» WHAT YOU WILL DO
Count every line where "числе" shows up, and give that number only.

» LISTING

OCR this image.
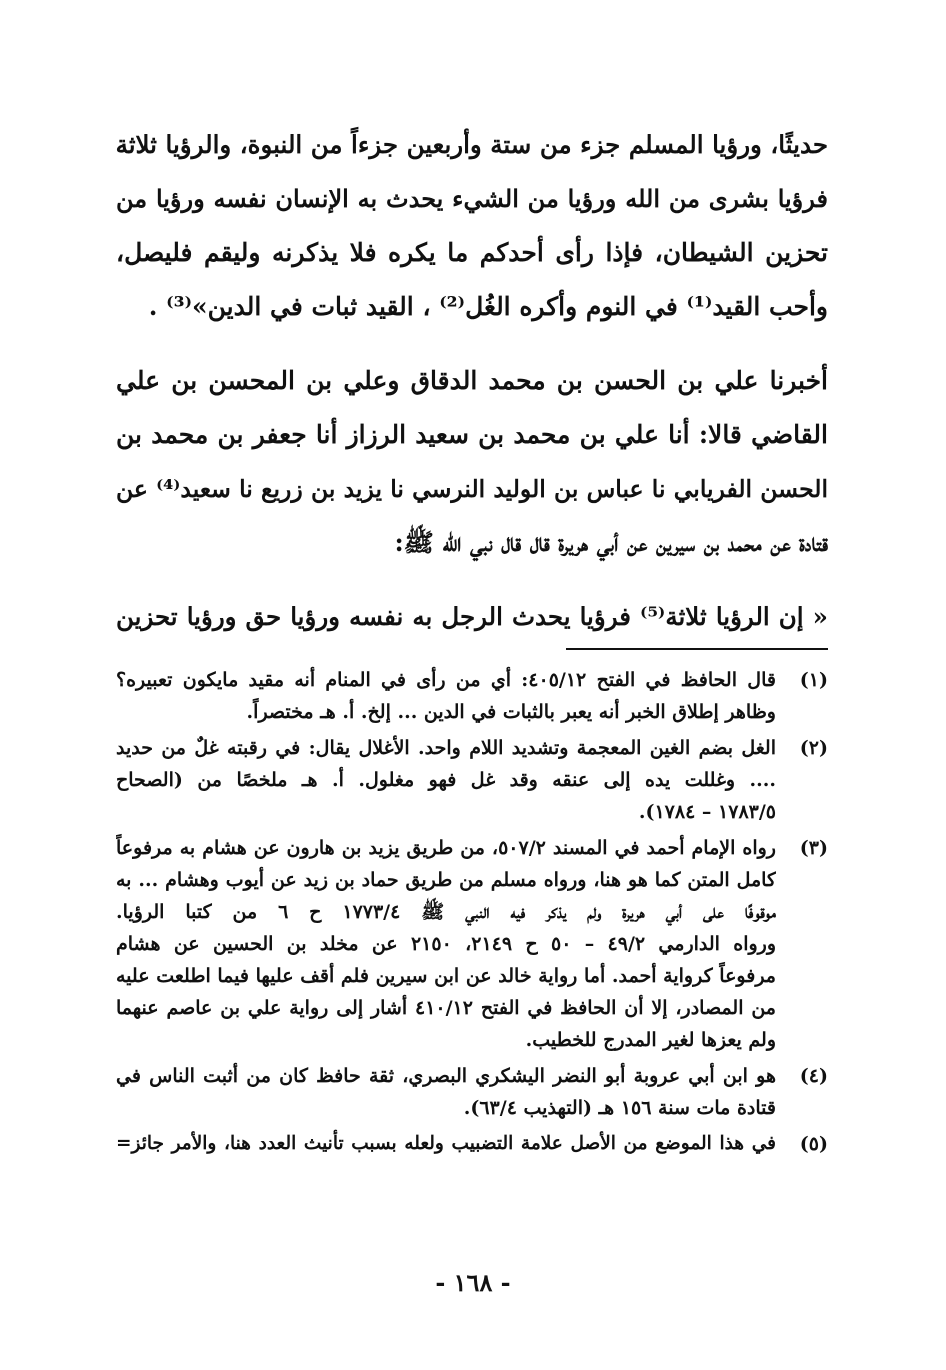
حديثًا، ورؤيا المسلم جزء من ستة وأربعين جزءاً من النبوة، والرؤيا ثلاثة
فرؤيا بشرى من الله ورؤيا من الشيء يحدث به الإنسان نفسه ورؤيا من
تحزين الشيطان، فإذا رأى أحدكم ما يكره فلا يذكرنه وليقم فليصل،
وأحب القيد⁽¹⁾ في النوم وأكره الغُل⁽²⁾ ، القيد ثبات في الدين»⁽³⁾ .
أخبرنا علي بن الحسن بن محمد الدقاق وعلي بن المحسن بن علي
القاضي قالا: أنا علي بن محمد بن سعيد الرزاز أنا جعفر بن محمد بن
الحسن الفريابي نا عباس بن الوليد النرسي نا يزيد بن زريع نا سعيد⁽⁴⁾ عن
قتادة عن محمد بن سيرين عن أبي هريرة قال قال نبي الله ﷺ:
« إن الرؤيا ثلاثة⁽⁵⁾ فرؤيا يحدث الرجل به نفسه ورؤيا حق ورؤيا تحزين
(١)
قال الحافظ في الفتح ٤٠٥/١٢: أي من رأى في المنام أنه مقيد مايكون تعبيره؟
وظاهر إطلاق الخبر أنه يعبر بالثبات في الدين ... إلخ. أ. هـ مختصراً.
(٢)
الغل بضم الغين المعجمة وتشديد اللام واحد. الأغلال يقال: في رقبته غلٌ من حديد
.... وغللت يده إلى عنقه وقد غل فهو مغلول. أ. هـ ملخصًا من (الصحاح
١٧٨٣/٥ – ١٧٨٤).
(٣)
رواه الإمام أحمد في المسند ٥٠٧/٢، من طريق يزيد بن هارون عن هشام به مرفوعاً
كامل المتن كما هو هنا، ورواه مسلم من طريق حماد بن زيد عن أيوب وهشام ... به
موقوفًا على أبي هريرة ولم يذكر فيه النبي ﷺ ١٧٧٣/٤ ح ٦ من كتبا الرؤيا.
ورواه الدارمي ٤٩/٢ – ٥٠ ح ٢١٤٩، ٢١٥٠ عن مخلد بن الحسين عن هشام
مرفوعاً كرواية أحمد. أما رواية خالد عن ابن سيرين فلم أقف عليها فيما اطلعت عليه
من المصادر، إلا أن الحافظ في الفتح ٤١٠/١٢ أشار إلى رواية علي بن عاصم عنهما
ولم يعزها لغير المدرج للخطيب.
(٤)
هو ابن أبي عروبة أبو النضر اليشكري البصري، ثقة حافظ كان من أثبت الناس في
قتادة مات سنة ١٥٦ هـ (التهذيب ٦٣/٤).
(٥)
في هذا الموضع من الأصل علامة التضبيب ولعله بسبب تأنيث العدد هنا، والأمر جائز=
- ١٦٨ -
---
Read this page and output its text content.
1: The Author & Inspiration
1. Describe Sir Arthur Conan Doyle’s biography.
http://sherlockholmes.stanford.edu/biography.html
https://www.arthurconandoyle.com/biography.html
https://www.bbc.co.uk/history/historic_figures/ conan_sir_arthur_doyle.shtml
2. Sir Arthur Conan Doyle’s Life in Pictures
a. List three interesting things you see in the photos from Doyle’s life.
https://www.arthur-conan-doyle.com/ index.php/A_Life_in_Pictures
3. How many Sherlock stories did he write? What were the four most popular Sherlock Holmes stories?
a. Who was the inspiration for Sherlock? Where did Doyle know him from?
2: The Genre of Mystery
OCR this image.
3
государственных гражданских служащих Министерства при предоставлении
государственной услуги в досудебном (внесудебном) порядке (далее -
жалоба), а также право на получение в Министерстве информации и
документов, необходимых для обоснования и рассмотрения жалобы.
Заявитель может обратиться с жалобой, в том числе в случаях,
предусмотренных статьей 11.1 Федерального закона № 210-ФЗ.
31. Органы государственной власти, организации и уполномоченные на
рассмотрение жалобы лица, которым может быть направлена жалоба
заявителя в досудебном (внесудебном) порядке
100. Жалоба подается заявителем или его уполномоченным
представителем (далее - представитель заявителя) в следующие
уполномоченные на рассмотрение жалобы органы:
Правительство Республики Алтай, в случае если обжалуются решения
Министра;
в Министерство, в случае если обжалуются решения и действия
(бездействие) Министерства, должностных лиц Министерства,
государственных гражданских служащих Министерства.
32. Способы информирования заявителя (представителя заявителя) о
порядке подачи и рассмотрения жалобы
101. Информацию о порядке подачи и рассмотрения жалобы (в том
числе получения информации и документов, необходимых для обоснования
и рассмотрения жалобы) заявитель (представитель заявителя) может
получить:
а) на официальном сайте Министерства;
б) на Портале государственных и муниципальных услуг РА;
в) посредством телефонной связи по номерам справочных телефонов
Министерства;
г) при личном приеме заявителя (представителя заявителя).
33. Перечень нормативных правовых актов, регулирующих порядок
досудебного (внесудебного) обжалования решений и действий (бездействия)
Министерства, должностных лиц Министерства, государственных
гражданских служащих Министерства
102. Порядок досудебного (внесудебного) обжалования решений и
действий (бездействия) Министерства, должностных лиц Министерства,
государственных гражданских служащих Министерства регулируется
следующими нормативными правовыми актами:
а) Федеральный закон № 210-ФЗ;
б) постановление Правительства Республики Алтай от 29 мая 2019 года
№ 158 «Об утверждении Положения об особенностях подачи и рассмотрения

» ANSWER IN FULL
2